* start *
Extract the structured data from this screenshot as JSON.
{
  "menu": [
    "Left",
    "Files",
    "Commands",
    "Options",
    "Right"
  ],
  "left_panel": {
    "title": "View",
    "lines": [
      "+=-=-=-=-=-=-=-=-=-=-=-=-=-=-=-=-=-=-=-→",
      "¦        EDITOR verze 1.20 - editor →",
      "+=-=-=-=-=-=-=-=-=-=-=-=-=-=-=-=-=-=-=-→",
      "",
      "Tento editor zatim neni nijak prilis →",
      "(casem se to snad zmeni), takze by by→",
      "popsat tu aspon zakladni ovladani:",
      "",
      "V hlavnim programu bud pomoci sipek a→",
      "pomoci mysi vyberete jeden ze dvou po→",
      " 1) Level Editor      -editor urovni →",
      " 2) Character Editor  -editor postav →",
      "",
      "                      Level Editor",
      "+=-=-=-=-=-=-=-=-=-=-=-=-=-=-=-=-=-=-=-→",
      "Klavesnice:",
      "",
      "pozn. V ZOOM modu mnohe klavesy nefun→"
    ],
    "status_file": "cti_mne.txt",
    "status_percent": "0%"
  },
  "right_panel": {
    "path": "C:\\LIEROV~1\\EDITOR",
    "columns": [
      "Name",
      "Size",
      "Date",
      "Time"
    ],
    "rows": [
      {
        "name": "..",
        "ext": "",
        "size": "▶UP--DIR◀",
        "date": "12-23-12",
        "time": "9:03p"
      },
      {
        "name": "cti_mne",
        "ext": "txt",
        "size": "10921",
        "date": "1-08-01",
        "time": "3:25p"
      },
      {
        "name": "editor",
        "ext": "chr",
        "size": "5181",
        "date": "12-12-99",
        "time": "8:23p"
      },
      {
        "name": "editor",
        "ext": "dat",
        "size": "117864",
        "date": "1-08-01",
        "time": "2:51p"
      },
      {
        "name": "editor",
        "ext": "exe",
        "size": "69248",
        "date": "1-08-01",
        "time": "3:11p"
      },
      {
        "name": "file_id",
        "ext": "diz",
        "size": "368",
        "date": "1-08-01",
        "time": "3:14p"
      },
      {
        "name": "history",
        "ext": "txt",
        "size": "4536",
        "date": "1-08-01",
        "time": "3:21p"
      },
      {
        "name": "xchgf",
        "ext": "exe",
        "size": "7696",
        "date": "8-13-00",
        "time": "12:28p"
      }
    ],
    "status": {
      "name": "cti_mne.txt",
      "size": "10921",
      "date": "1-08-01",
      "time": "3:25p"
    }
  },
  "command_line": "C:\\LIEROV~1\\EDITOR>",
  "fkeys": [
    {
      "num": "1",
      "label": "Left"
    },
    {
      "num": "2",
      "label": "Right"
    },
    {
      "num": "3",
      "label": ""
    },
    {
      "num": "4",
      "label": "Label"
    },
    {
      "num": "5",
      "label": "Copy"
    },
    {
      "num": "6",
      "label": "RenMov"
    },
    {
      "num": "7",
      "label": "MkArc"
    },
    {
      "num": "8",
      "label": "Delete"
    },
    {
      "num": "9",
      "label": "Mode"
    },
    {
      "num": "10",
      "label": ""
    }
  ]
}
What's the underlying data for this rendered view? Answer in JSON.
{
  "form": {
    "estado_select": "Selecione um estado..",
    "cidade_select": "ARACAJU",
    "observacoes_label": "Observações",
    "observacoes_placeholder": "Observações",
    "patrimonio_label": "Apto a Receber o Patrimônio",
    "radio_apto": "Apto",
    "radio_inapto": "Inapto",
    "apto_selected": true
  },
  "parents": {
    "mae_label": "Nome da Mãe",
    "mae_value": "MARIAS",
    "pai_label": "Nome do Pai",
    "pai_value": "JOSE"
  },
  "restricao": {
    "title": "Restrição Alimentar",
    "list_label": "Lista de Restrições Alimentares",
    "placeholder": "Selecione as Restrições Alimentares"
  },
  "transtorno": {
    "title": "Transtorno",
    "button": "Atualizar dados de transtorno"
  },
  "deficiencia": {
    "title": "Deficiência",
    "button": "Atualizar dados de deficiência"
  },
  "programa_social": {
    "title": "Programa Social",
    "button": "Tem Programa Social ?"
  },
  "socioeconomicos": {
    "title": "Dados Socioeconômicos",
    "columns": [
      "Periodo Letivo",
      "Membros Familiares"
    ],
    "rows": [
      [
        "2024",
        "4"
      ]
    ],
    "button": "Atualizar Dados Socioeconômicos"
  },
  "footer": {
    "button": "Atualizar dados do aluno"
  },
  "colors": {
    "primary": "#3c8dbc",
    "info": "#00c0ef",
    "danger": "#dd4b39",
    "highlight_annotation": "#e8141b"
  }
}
* end *
**Stated exercise**
Copy every single line of the material above that holds "pomoci".

**Worked solution**
      "V hlavnim programu bud pomoci sipek a→",
      "pomoci mysi vyberete jeden ze dvou po→",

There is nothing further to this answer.